*Task instructions:*
Output only the lines that run from the line holding "OCR this image." to the end of the entries, both ends included, and skip the pictures.

━━━━━ Given records

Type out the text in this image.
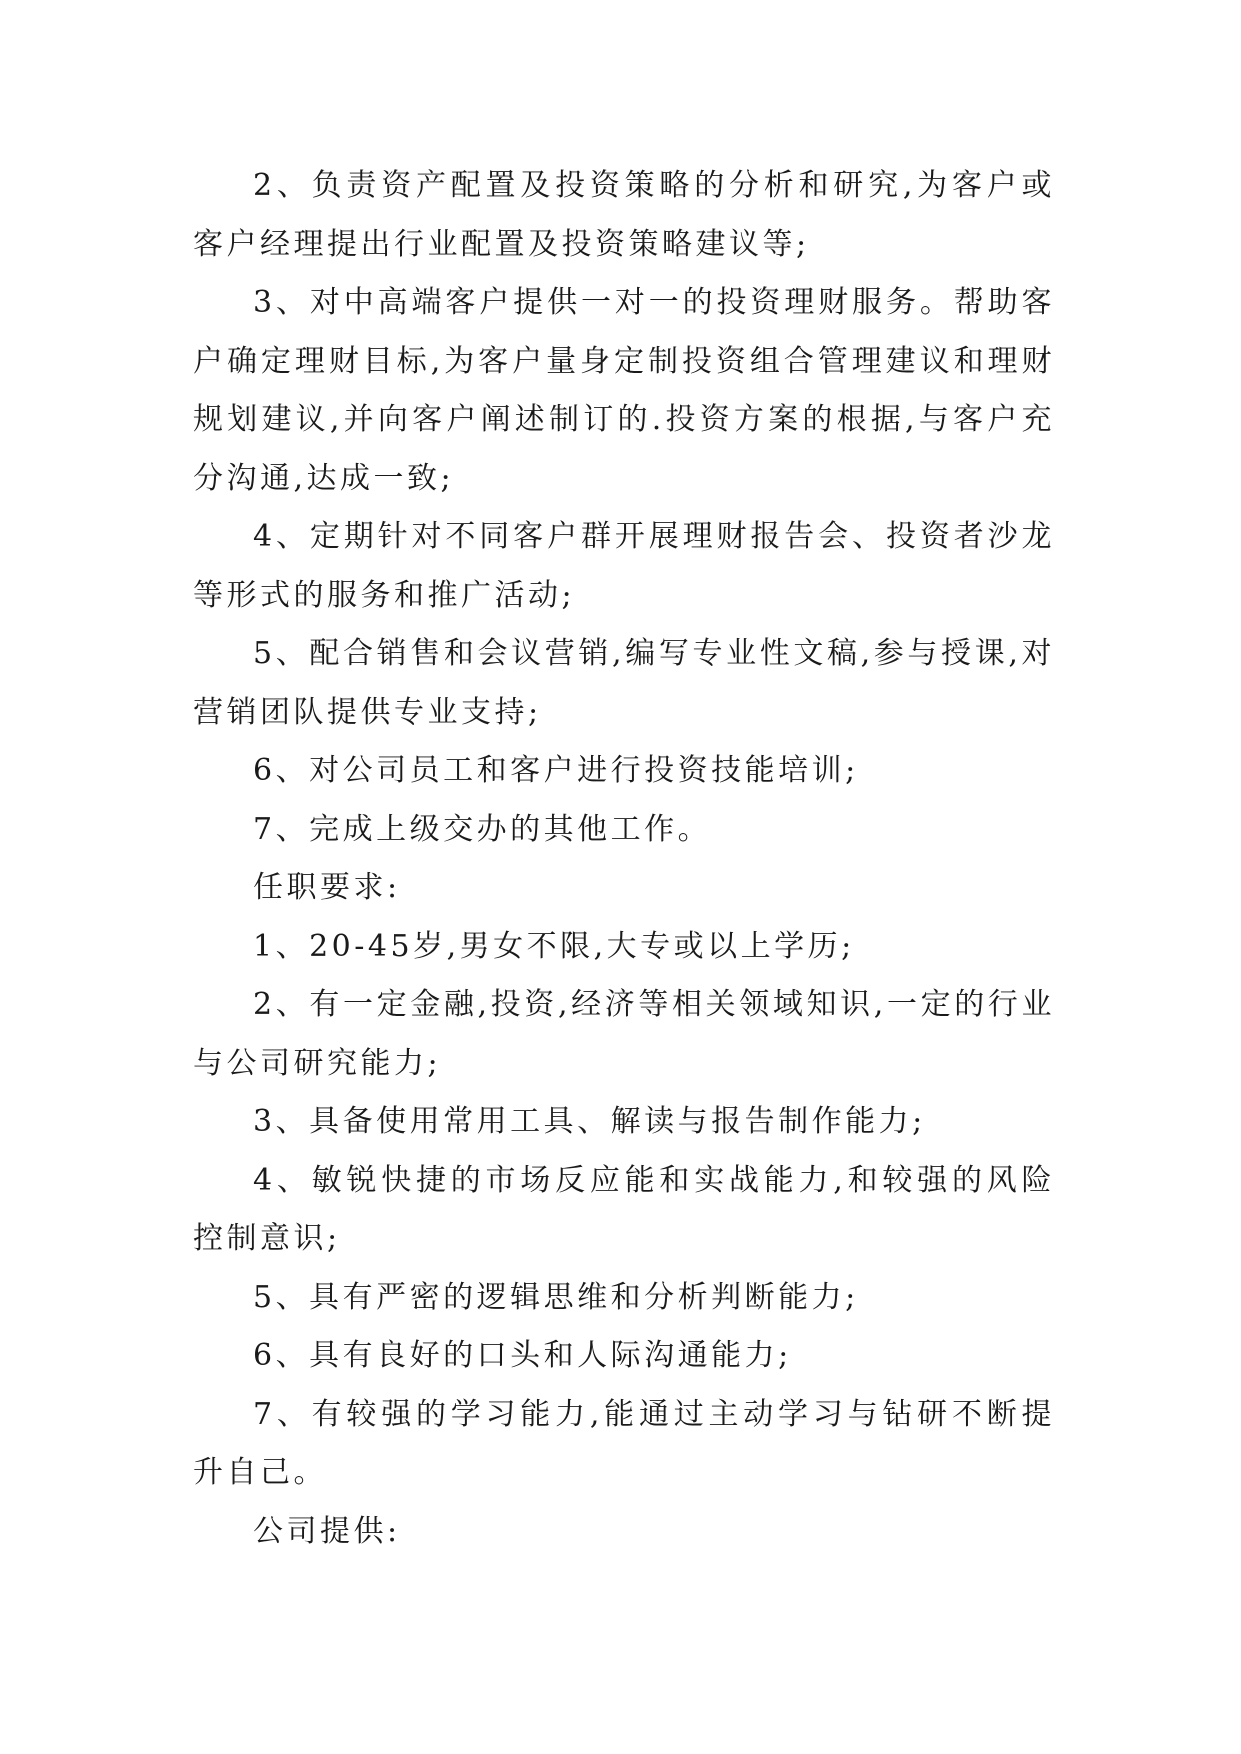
2、负责资产配置及投资策略的分析和研究,为客户或客户经理提出行业配置及投资策略建议等;

3、对中高端客户提供一对一的投资理财服务。帮助客户确定理财目标,为客户量身定制投资组合管理建议和理财规划建议,并向客户阐述制订的.投资方案的根据,与客户充分沟通,达成一致;

4、定期针对不同客户群开展理财报告会、投资者沙龙等形式的服务和推广活动;

5、配合销售和会议营销,编写专业性文稿,参与授课,对营销团队提供专业支持;

6、对公司员工和客户进行投资技能培训;

7、完成上级交办的其他工作。

任职要求:

1、20-45岁,男女不限,大专或以上学历;

2、有一定金融,投资,经济等相关领域知识,一定的行业与公司研究能力;

3、具备使用常用工具、解读与报告制作能力;

4、敏锐快捷的市场反应能和实战能力,和较强的风险控制意识;

5、具有严密的逻辑思维和分析判断能力;

6、具有良好的口头和人际沟通能力;

7、有较强的学习能力,能通过主动学习与钻研不断提升自己。

公司提供:
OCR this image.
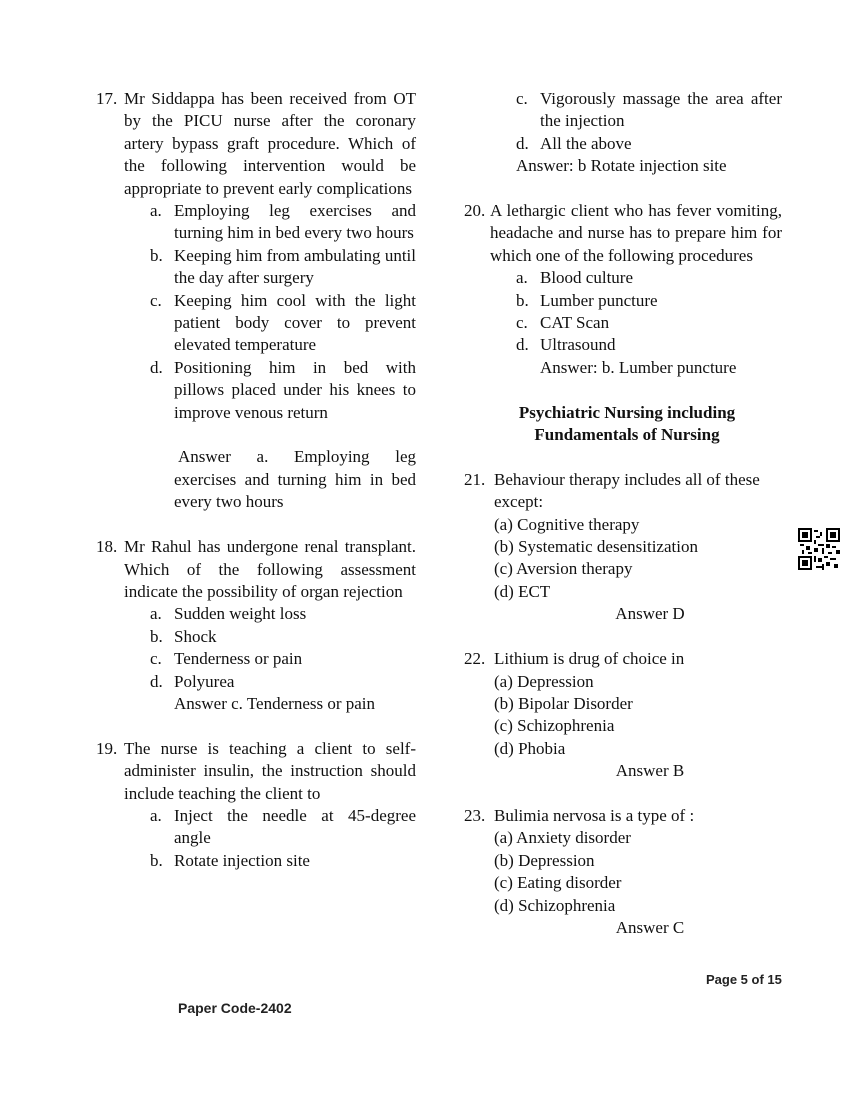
17. Mr Siddappa has been received from OT by the PICU nurse after the coronary artery bypass graft procedure. Which of the following intervention would be appropriate to prevent early complications
a. Employing leg exercises and turning him in bed every two hours
b. Keeping him from ambulating until the day after surgery
c. Keeping him cool with the light patient body cover to prevent elevated temperature
d. Positioning him in bed with pillows placed under his knees to improve venous return
Answer a. Employing leg exercises and turning him in bed every two hours
18. Mr Rahul has undergone renal transplant. Which of the following assessment indicate the possibility of organ rejection
a. Sudden weight loss
b. Shock
c. Tenderness or pain
d. Polyurea
Answer c. Tenderness or pain
19. The nurse is teaching a client to self-administer insulin, the instruction should include teaching the client to
a. Inject the needle at 45-degree angle
b. Rotate injection site
c. Vigorously massage the area after the injection
d. All the above
Answer: b Rotate injection site
20. A lethargic client who has fever vomiting, headache and nurse has to prepare him for which one of the following procedures
a. Blood culture
b. Lumber puncture
c. CAT Scan
d. Ultrasound
Answer: b. Lumber puncture
Psychiatric Nursing including
Fundamentals of Nursing
21. Behaviour therapy includes all of these except:
(a) Cognitive therapy
(b) Systematic desensitization
(c) Aversion therapy
(d) ECT
Answer D
22. Lithium is drug of choice in
(a) Depression
(b) Bipolar Disorder
(c) Schizophrenia
(d) Phobia
Answer B
23. Bulimia nervosa is a type of :
(a) Anxiety disorder
(b) Depression
(c) Eating disorder
(d) Schizophrenia
Answer C
Page 5 of 15
Paper Code-2402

━━━━━━━━━━

*Exercise output:*
OCR this image.
17. Mr Siddappa has been received from OT by the PICU nurse after the coronary artery bypass graft procedure. Which of the following intervention would be appropriate to prevent early complications
a. Employing leg exercises and turning him in bed every two hours
b. Keeping him from ambulating until the day after surgery
c. Keeping him cool with the light patient body cover to prevent elevated temperature
d. Positioning him in bed with pillows placed under his knees to improve venous return
Answer a. Employing leg exercises and turning him in bed every two hours
18. Mr Rahul has undergone renal transplant. Which of the following assessment indicate the possibility of organ rejection
a. Sudden weight loss
b. Shock
c. Tenderness or pain
d. Polyurea
Answer c. Tenderness or pain
19. The nurse is teaching a client to self-administer insulin, the instruction should include teaching the client to
a. Inject the needle at 45-degree angle
b. Rotate injection site
c. Vigorously massage the area after the injection
d. All the above
Answer: b Rotate injection site
20. A lethargic client who has fever vomiting, headache and nurse has to prepare him for which one of the following procedures
a. Blood culture
b. Lumber puncture
c. CAT Scan
d. Ultrasound
Answer: b. Lumber puncture
Psychiatric Nursing including
Fundamentals of Nursing
21. Behaviour therapy includes all of these except:
(a) Cognitive therapy
(b) Systematic desensitization
(c) Aversion therapy
(d) ECT
Answer D
22. Lithium is drug of choice in
(a) Depression
(b) Bipolar Disorder
(c) Schizophrenia
(d) Phobia
Answer B
23. Bulimia nervosa is a type of :
(a) Anxiety disorder
(b) Depression
(c) Eating disorder
(d) Schizophrenia
Answer C
Page 5 of 15
Paper Code-2402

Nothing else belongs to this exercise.